The exercise: Print the listing as it stands, omitting all images.

Provided records:

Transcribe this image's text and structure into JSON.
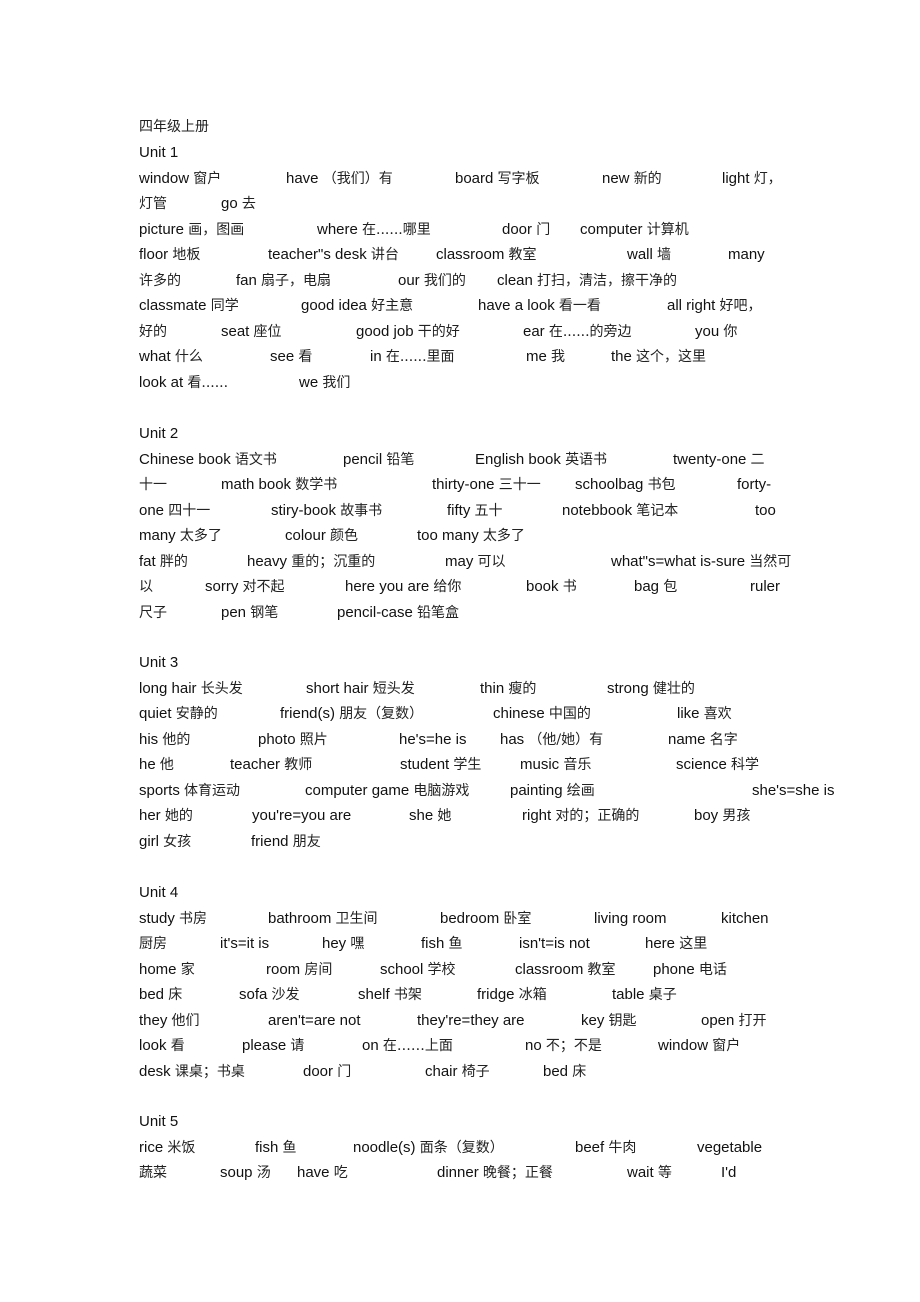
{
  "document": {
    "title": "四年级上册",
    "units": [
      {
        "heading": "Unit 1",
        "lines": [
          [
            "window 窗户",
            "have （我们）有",
            "board 写字板",
            "new 新的",
            "light 灯，"
          ],
          [
            "灯管",
            "go 去"
          ],
          [
            "picture 画，图画",
            "where 在......哪里",
            "door 门",
            "computer 计算机"
          ],
          [
            "floor 地板",
            "teacher\"s desk 讲台",
            "classroom 教室",
            "wall 墙",
            "many"
          ],
          [
            "许多的",
            "fan 扇子，电扇",
            "our 我们的",
            "clean 打扫，清洁，擦干净的"
          ],
          [
            "classmate 同学",
            "good idea 好主意",
            "have a look 看一看",
            "all right 好吧，"
          ],
          [
            "好的",
            "seat 座位",
            "good job 干的好",
            "ear 在......的旁边",
            "you 你"
          ],
          [
            "what 什么",
            "see 看",
            "in 在......里面",
            "me 我",
            "the 这个，这里"
          ],
          [
            "look at 看......",
            "we 我们"
          ]
        ]
      },
      {
        "heading": "Unit 2",
        "lines": [
          [
            "Chinese book 语文书",
            "pencil 铅笔",
            "English book 英语书",
            "twenty-one 二"
          ],
          [
            "十一",
            "math book 数学书",
            "thirty-one 三十一",
            "schoolbag 书包",
            "forty-"
          ],
          [
            "one 四十一",
            "stiry-book 故事书",
            "fifty 五十",
            "notebbook 笔记本",
            "too"
          ],
          [
            "many 太多了",
            "colour 颜色",
            "too many 太多了"
          ],
          [
            "fat 胖的",
            "heavy 重的；沉重的",
            "may 可以",
            "what\"s=what is-sure 当然可"
          ],
          [
            "以",
            "sorry 对不起",
            "here you are 给你",
            "book 书",
            "bag 包",
            "ruler"
          ],
          [
            "尺子",
            "pen 钢笔",
            "pencil-case 铅笔盒"
          ]
        ]
      },
      {
        "heading": "Unit 3",
        "lines": [
          [
            "long hair 长头发",
            "short hair 短头发",
            "thin 瘦的",
            "strong 健壮的"
          ],
          [
            "quiet 安静的",
            "friend(s) 朋友（复数）",
            "chinese 中国的",
            "like 喜欢"
          ],
          [
            "his 他的",
            "photo 照片",
            "he's=he is",
            "has （他/她）有",
            "name 名字"
          ],
          [
            "he 他",
            "teacher 教师",
            "student 学生",
            "music 音乐",
            "science 科学"
          ],
          [
            "sports 体育运动",
            "computer game 电脑游戏",
            "painting 绘画",
            "she's=she is"
          ],
          [
            "her 她的",
            "you're=you are",
            "she 她",
            "right 对的；正确的",
            "boy 男孩"
          ],
          [
            "girl 女孩",
            "friend 朋友"
          ]
        ]
      },
      {
        "heading": "Unit 4",
        "lines": [
          [
            "study 书房",
            "bathroom 卫生间",
            "bedroom 卧室",
            "living room",
            "kitchen"
          ],
          [
            "厨房",
            "it's=it is",
            "hey 嘿",
            "fish 鱼",
            "isn't=is not",
            "here 这里"
          ],
          [
            "home 家",
            "room 房间",
            "school 学校",
            "classroom 教室",
            "phone 电话"
          ],
          [
            "bed 床",
            "sofa 沙发",
            "shelf 书架",
            "fridge 冰箱",
            "table 桌子"
          ],
          [
            "they 他们",
            "aren't=are not",
            "they're=they are",
            "key 钥匙",
            "open 打开"
          ],
          [
            "look 看",
            "please 请",
            "on 在……上面",
            "no 不；不是",
            "window 窗户"
          ],
          [
            "desk 课桌；书桌",
            "door 门",
            "chair 椅子",
            "bed 床"
          ]
        ]
      },
      {
        "heading": "Unit 5",
        "lines": [
          [
            "rice 米饭",
            "fish 鱼",
            "noodle(s) 面条（复数）",
            "beef 牛肉",
            "vegetable"
          ],
          [
            "蔬菜",
            "soup 汤",
            "have 吃",
            "dinner 晚餐；正餐",
            "wait 等",
            "I'd"
          ]
        ]
      }
    ]
  }
}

Solution for this exercise:
Transcribe this image's text and structure into JSON.
{
  "document": {
    "title": "四年级上册",
    "units": [
      {
        "heading": "Unit 1",
        "lines": [
          [
            "window 窗户",
            "have （我们）有",
            "board 写字板",
            "new 新的",
            "light 灯，"
          ],
          [
            "灯管",
            "go 去"
          ],
          [
            "picture 画，图画",
            "where 在......哪里",
            "door 门",
            "computer 计算机"
          ],
          [
            "floor 地板",
            "teacher\"s desk 讲台",
            "classroom 教室",
            "wall 墙",
            "many"
          ],
          [
            "许多的",
            "fan 扇子，电扇",
            "our 我们的",
            "clean 打扫，清洁，擦干净的"
          ],
          [
            "classmate 同学",
            "good idea 好主意",
            "have a look 看一看",
            "all right 好吧，"
          ],
          [
            "好的",
            "seat 座位",
            "good job 干的好",
            "ear 在......的旁边",
            "you 你"
          ],
          [
            "what 什么",
            "see 看",
            "in 在......里面",
            "me 我",
            "the 这个，这里"
          ],
          [
            "look at 看......",
            "we 我们"
          ]
        ]
      },
      {
        "heading": "Unit 2",
        "lines": [
          [
            "Chinese book 语文书",
            "pencil 铅笔",
            "English book 英语书",
            "twenty-one 二"
          ],
          [
            "十一",
            "math book 数学书",
            "thirty-one 三十一",
            "schoolbag 书包",
            "forty-"
          ],
          [
            "one 四十一",
            "stiry-book 故事书",
            "fifty 五十",
            "notebbook 笔记本",
            "too"
          ],
          [
            "many 太多了",
            "colour 颜色",
            "too many 太多了"
          ],
          [
            "fat 胖的",
            "heavy 重的；沉重的",
            "may 可以",
            "what\"s=what is-sure 当然可"
          ],
          [
            "以",
            "sorry 对不起",
            "here you are 给你",
            "book 书",
            "bag 包",
            "ruler"
          ],
          [
            "尺子",
            "pen 钢笔",
            "pencil-case 铅笔盒"
          ]
        ]
      },
      {
        "heading": "Unit 3",
        "lines": [
          [
            "long hair 长头发",
            "short hair 短头发",
            "thin 瘦的",
            "strong 健壮的"
          ],
          [
            "quiet 安静的",
            "friend(s) 朋友（复数）",
            "chinese 中国的",
            "like 喜欢"
          ],
          [
            "his 他的",
            "photo 照片",
            "he's=he is",
            "has （他/她）有",
            "name 名字"
          ],
          [
            "he 他",
            "teacher 教师",
            "student 学生",
            "music 音乐",
            "science 科学"
          ],
          [
            "sports 体育运动",
            "computer game 电脑游戏",
            "painting 绘画",
            "she's=she is"
          ],
          [
            "her 她的",
            "you're=you are",
            "she 她",
            "right 对的；正确的",
            "boy 男孩"
          ],
          [
            "girl 女孩",
            "friend 朋友"
          ]
        ]
      },
      {
        "heading": "Unit 4",
        "lines": [
          [
            "study 书房",
            "bathroom 卫生间",
            "bedroom 卧室",
            "living room",
            "kitchen"
          ],
          [
            "厨房",
            "it's=it is",
            "hey 嘿",
            "fish 鱼",
            "isn't=is not",
            "here 这里"
          ],
          [
            "home 家",
            "room 房间",
            "school 学校",
            "classroom 教室",
            "phone 电话"
          ],
          [
            "bed 床",
            "sofa 沙发",
            "shelf 书架",
            "fridge 冰箱",
            "table 桌子"
          ],
          [
            "they 他们",
            "aren't=are not",
            "they're=they are",
            "key 钥匙",
            "open 打开"
          ],
          [
            "look 看",
            "please 请",
            "on 在……上面",
            "no 不；不是",
            "window 窗户"
          ],
          [
            "desk 课桌；书桌",
            "door 门",
            "chair 椅子",
            "bed 床"
          ]
        ]
      },
      {
        "heading": "Unit 5",
        "lines": [
          [
            "rice 米饭",
            "fish 鱼",
            "noodle(s) 面条（复数）",
            "beef 牛肉",
            "vegetable"
          ],
          [
            "蔬菜",
            "soup 汤",
            "have 吃",
            "dinner 晚餐；正餐",
            "wait 等",
            "I'd"
          ]
        ]
      }
    ]
  }
}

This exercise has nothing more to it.